§ **Exercise description**:
Return every entry exactly as written.
++++ Input for this task
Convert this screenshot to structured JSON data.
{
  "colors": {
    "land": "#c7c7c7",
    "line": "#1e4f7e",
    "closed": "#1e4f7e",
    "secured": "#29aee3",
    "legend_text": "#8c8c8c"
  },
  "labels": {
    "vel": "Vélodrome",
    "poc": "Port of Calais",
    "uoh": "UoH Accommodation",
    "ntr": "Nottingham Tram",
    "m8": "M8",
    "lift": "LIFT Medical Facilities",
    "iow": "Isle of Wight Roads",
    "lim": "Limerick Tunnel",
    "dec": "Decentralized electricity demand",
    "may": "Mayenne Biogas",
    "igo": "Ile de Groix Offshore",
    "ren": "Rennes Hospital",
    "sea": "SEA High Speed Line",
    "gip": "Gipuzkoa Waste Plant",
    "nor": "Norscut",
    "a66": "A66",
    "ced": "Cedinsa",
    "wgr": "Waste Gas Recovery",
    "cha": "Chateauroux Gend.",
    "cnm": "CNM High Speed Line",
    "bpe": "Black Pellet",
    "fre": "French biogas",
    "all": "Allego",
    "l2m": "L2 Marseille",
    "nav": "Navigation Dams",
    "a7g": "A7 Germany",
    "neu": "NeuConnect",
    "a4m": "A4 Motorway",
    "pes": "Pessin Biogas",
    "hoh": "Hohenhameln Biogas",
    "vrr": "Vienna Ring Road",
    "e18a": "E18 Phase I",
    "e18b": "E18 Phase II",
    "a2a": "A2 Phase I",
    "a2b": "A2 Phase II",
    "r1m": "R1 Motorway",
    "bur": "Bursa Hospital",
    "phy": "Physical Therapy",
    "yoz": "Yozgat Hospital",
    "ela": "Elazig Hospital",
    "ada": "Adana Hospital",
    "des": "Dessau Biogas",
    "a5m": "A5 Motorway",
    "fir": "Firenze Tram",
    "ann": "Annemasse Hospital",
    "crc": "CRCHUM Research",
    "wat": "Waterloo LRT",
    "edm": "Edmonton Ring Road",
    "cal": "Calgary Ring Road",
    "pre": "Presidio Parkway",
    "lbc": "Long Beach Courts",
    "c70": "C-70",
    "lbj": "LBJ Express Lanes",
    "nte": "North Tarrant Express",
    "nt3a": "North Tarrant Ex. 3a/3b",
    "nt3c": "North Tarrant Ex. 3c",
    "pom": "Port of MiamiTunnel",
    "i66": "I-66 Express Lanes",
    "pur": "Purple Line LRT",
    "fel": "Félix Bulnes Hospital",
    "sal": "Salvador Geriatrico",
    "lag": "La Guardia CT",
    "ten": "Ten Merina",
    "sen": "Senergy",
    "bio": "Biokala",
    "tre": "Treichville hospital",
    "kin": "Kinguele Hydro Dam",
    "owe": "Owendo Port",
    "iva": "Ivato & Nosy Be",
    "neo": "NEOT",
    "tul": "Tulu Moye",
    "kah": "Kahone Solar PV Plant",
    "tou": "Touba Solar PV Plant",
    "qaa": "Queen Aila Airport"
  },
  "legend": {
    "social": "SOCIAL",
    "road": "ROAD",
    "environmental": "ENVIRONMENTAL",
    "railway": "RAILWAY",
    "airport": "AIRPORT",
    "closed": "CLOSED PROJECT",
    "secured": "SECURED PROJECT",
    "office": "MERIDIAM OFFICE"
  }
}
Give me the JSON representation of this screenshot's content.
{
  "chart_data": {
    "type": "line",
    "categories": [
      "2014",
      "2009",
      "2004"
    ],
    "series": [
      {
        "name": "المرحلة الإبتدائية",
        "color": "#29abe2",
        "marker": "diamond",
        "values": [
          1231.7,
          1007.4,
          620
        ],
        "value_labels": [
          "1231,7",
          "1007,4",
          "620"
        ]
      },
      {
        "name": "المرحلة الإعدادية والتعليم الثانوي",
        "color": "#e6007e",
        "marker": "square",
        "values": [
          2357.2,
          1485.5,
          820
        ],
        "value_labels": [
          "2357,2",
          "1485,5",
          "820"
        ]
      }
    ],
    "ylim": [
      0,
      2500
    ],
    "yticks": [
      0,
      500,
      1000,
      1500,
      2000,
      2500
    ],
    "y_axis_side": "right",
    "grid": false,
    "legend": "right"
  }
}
++++++++
§ **Solution for this problem**:
Convert this screenshot to structured JSON data.
{
  "colors": {
    "land": "#c7c7c7",
    "line": "#1e4f7e",
    "closed": "#1e4f7e",
    "secured": "#29aee3",
    "legend_text": "#8c8c8c"
  },
  "labels": {
    "vel": "Vélodrome",
    "poc": "Port of Calais",
    "uoh": "UoH Accommodation",
    "ntr": "Nottingham Tram",
    "m8": "M8",
    "lift": "LIFT Medical Facilities",
    "iow": "Isle of Wight Roads",
    "lim": "Limerick Tunnel",
    "dec": "Decentralized electricity demand",
    "may": "Mayenne Biogas",
    "igo": "Ile de Groix Offshore",
    "ren": "Rennes Hospital",
    "sea": "SEA High Speed Line",
    "gip": "Gipuzkoa Waste Plant",
    "nor": "Norscut",
    "a66": "A66",
    "ced": "Cedinsa",
    "wgr": "Waste Gas Recovery",
    "cha": "Chateauroux Gend.",
    "cnm": "CNM High Speed Line",
    "bpe": "Black Pellet",
    "fre": "French biogas",
    "all": "Allego",
    "l2m": "L2 Marseille",
    "nav": "Navigation Dams",
    "a7g": "A7 Germany",
    "neu": "NeuConnect",
    "a4m": "A4 Motorway",
    "pes": "Pessin Biogas",
    "hoh": "Hohenhameln Biogas",
    "vrr": "Vienna Ring Road",
    "e18a": "E18 Phase I",
    "e18b": "E18 Phase II",
    "a2a": "A2 Phase I",
    "a2b": "A2 Phase II",
    "r1m": "R1 Motorway",
    "bur": "Bursa Hospital",
    "phy": "Physical Therapy",
    "yoz": "Yozgat Hospital",
    "ela": "Elazig Hospital",
    "ada": "Adana Hospital",
    "des": "Dessau Biogas",
    "a5m": "A5 Motorway",
    "fir": "Firenze Tram",
    "ann": "Annemasse Hospital",
    "crc": "CRCHUM Research",
    "wat": "Waterloo LRT",
    "edm": "Edmonton Ring Road",
    "cal": "Calgary Ring Road",
    "pre": "Presidio Parkway",
    "lbc": "Long Beach Courts",
    "c70": "C-70",
    "lbj": "LBJ Express Lanes",
    "nte": "North Tarrant Express",
    "nt3a": "North Tarrant Ex. 3a/3b",
    "nt3c": "North Tarrant Ex. 3c",
    "pom": "Port of MiamiTunnel",
    "i66": "I-66 Express Lanes",
    "pur": "Purple Line LRT",
    "fel": "Félix Bulnes Hospital",
    "sal": "Salvador Geriatrico",
    "lag": "La Guardia CT",
    "ten": "Ten Merina",
    "sen": "Senergy",
    "bio": "Biokala",
    "tre": "Treichville hospital",
    "kin": "Kinguele Hydro Dam",
    "owe": "Owendo Port",
    "iva": "Ivato & Nosy Be",
    "neo": "NEOT",
    "tul": "Tulu Moye",
    "kah": "Kahone Solar PV Plant",
    "tou": "Touba Solar PV Plant",
    "qaa": "Queen Aila Airport"
  },
  "legend": {
    "social": "SOCIAL",
    "road": "ROAD",
    "environmental": "ENVIRONMENTAL",
    "railway": "RAILWAY",
    "airport": "AIRPORT",
    "closed": "CLOSED PROJECT",
    "secured": "SECURED PROJECT",
    "office": "MERIDIAM OFFICE"
  }
}
Give me the JSON representation of this screenshot's content.
{
  "chart_data": {
    "type": "line",
    "categories": [
      "2014",
      "2009",
      "2004"
    ],
    "series": [
      {
        "name": "المرحلة الإبتدائية",
        "color": "#29abe2",
        "marker": "diamond",
        "values": [
          1231.7,
          1007.4,
          620
        ],
        "value_labels": [
          "1231,7",
          "1007,4",
          "620"
        ]
      },
      {
        "name": "المرحلة الإعدادية والتعليم الثانوي",
        "color": "#e6007e",
        "marker": "square",
        "values": [
          2357.2,
          1485.5,
          820
        ],
        "value_labels": [
          "2357,2",
          "1485,5",
          "820"
        ]
      }
    ],
    "ylim": [
      0,
      2500
    ],
    "yticks": [
      0,
      500,
      1000,
      1500,
      2000,
      2500
    ],
    "y_axis_side": "right",
    "grid": false,
    "legend": "right"
  }
}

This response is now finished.